Task to carry out.
Transcribe each entry below exactly. Pictures do not go in the copy.
[start of Given information]
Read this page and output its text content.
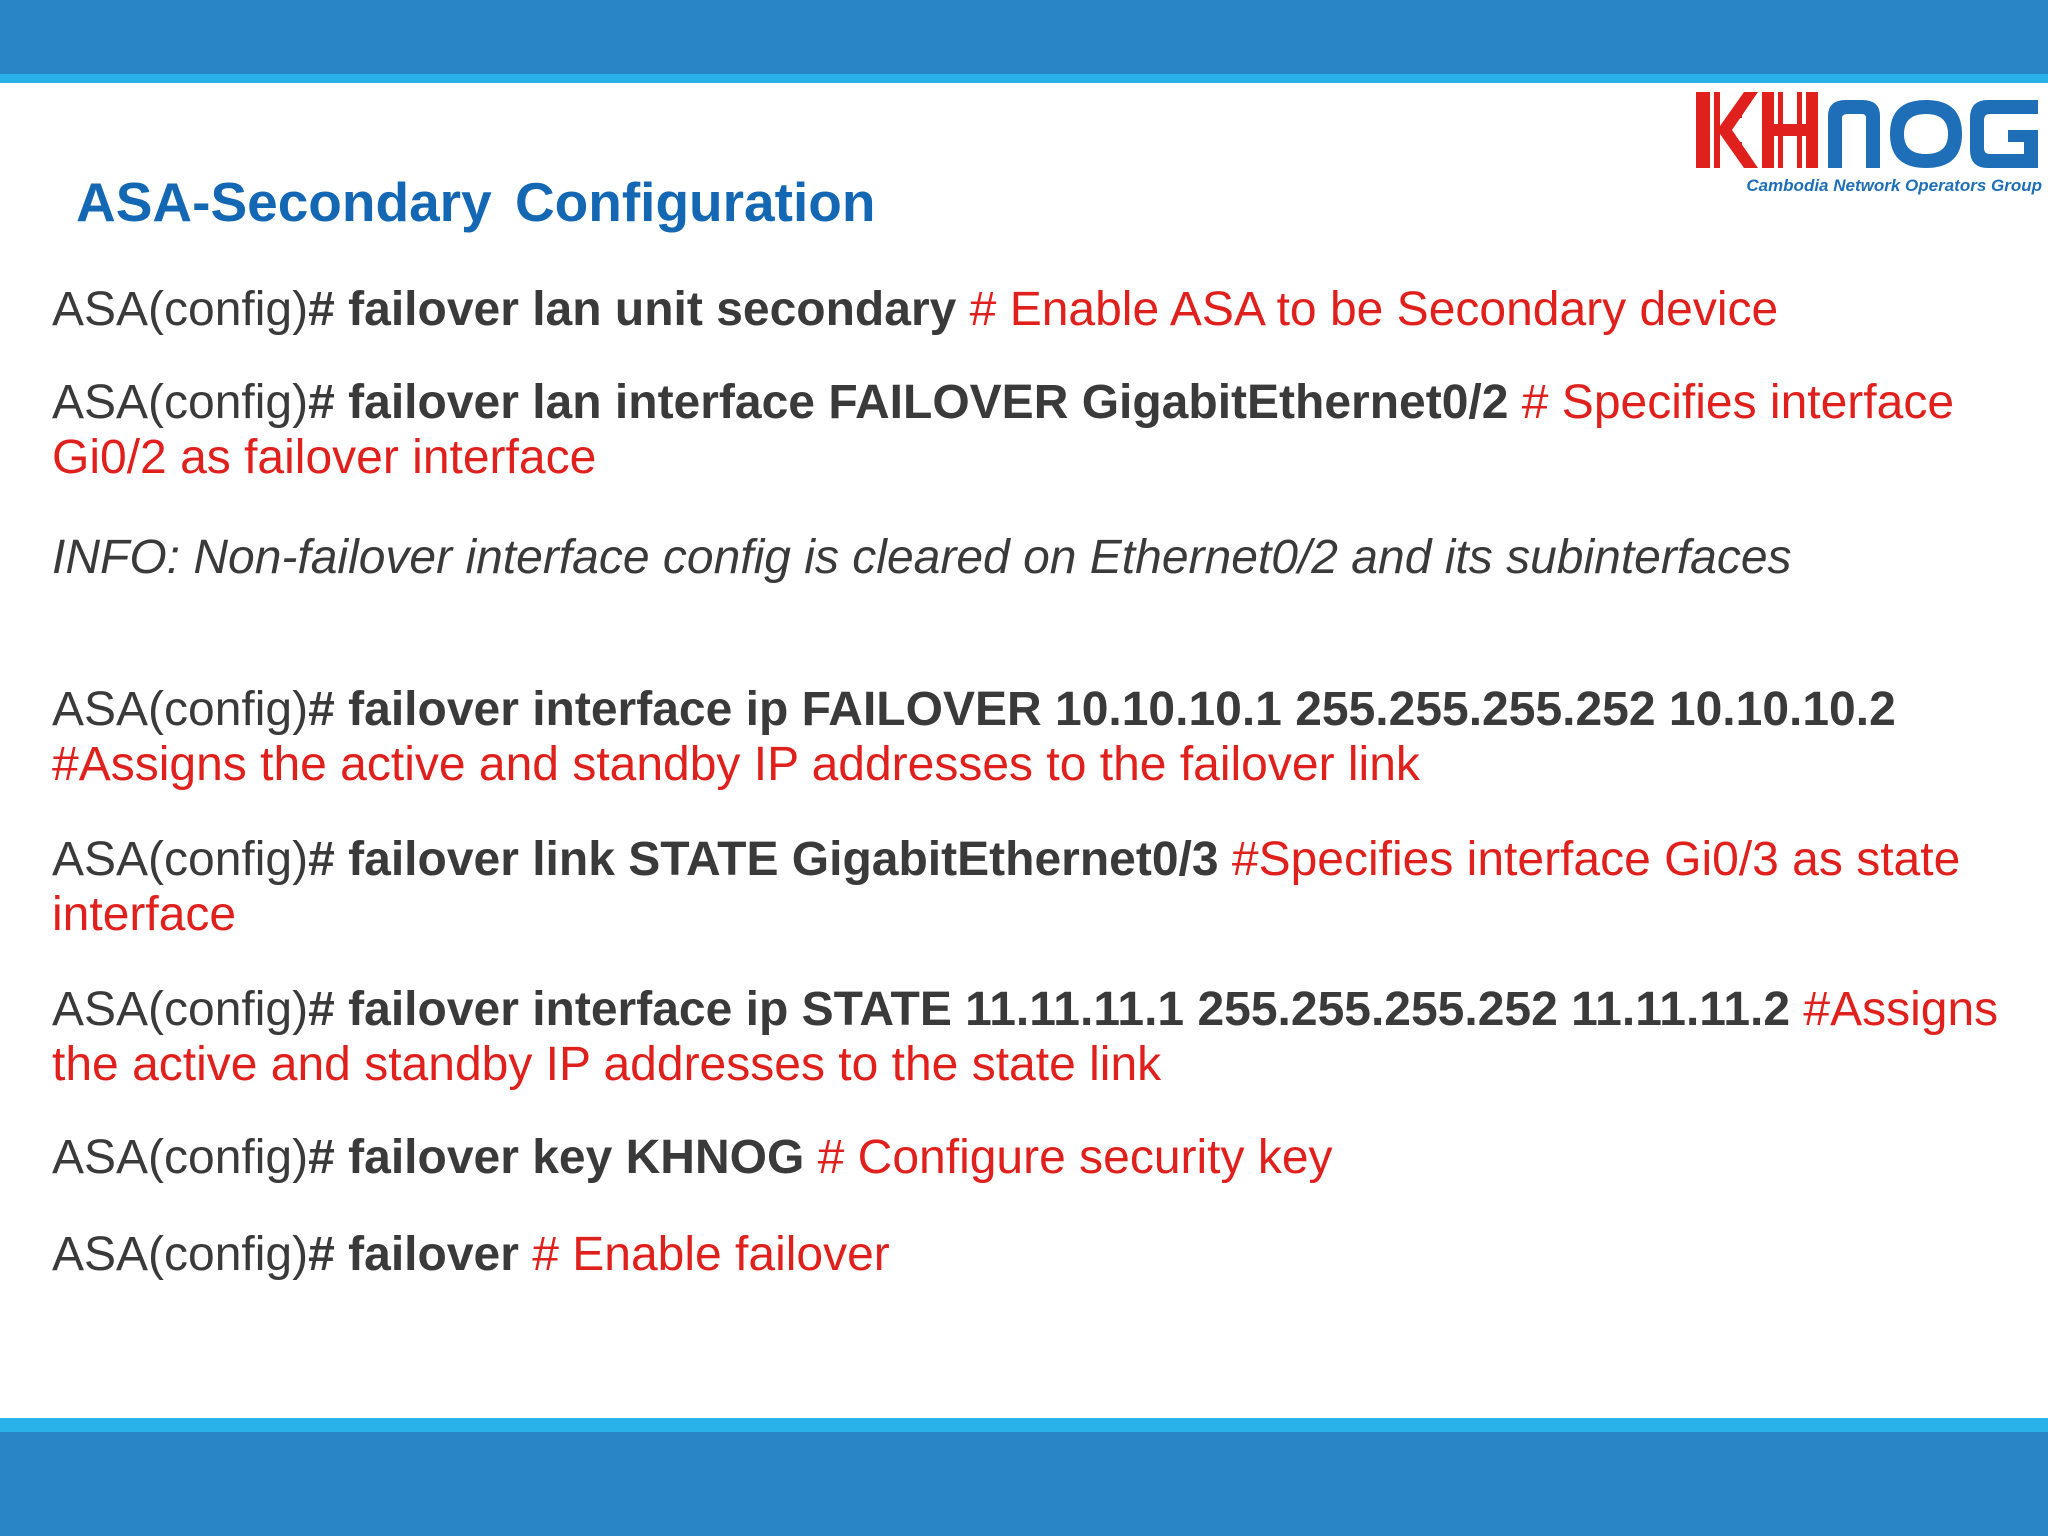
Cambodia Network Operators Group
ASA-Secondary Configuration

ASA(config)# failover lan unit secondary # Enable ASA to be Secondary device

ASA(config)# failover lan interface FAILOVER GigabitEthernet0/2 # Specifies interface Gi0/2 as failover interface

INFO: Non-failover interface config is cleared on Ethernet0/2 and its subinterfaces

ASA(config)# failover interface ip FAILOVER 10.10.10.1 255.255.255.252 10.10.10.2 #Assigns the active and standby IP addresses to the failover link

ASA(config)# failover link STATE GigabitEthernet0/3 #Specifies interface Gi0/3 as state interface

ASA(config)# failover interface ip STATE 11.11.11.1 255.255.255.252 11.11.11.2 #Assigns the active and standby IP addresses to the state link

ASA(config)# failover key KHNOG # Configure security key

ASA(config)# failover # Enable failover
[end of Given information]
Answer for this exercise.
Read this page and output its text content.
Cambodia Network Operators Group
ASA-Secondary Configuration

ASA(config)# failover lan unit secondary # Enable ASA to be Secondary device

ASA(config)# failover lan interface FAILOVER GigabitEthernet0/2 # Specifies interface Gi0/2 as failover interface

INFO: Non-failover interface config is cleared on Ethernet0/2 and its subinterfaces

ASA(config)# failover interface ip FAILOVER 10.10.10.1 255.255.255.252 10.10.10.2 #Assigns the active and standby IP addresses to the failover link

ASA(config)# failover link STATE GigabitEthernet0/3 #Specifies interface Gi0/3 as state interface

ASA(config)# failover interface ip STATE 11.11.11.1 255.255.255.252 11.11.11.2 #Assigns the active and standby IP addresses to the state link

ASA(config)# failover key KHNOG # Configure security key

ASA(config)# failover # Enable failover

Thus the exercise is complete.